══ SOURCE RECORDS ══

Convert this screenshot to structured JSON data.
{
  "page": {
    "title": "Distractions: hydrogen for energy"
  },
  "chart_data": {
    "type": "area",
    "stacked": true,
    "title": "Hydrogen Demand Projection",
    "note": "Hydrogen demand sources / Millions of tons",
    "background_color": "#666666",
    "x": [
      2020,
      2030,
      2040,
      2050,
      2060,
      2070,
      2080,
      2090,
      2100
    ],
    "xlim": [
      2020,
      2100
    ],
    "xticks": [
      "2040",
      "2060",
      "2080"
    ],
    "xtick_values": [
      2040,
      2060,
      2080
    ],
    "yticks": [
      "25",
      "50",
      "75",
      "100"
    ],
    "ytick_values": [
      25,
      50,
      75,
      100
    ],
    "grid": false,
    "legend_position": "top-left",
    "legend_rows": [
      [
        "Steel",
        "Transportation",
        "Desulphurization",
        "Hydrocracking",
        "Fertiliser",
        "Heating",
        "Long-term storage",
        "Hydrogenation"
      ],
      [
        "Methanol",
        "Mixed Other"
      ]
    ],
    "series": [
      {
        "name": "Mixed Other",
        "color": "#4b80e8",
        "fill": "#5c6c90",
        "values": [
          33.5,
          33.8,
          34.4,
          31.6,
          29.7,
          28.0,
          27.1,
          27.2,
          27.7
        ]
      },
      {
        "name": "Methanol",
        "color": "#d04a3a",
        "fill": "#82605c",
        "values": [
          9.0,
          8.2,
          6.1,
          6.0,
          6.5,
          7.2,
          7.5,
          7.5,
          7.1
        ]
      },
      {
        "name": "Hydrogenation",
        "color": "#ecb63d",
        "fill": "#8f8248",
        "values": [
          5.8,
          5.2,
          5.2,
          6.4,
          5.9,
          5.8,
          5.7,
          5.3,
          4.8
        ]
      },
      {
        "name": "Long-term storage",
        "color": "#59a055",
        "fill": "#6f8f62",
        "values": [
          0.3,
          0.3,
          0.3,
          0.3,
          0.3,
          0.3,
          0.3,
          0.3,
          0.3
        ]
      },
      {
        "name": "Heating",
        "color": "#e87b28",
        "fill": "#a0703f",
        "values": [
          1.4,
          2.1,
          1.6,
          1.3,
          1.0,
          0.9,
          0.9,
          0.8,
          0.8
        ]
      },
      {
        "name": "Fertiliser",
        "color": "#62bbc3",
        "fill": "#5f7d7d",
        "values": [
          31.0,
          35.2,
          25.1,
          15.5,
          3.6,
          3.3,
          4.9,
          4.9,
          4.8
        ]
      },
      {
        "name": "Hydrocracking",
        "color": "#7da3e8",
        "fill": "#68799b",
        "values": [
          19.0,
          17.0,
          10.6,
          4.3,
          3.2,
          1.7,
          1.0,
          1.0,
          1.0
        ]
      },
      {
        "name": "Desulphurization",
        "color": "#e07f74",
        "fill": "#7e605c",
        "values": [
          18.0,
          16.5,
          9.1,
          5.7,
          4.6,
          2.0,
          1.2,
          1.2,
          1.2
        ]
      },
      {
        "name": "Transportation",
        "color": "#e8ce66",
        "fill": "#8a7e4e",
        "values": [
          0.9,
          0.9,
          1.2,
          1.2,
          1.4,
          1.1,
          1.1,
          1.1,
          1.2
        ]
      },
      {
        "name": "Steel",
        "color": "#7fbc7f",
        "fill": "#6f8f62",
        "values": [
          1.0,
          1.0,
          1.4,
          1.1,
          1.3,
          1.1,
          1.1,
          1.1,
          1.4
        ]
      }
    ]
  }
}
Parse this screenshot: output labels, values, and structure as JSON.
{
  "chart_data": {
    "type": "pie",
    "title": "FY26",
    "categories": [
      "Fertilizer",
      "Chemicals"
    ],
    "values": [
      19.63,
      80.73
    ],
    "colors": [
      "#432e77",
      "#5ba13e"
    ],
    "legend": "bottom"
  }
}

═══

* **STATED EXERCISE**:
Repeat exactly the lines starting at the line with "Parse this screenshot: output" and ending with the final line of the entries. Include nothing else.

* **EXERCISE ANSWER**:
Parse this screenshot: output labels, values, and structure as JSON.
{
  "chart_data": {
    "type": "pie",
    "title": "FY26",
    "categories": [
      "Fertilizer",
      "Chemicals"
    ],
    "values": [
      19.63,
      80.73
    ],
    "colors": [
      "#432e77",
      "#5ba13e"
    ],
    "legend": "bottom"
  }
}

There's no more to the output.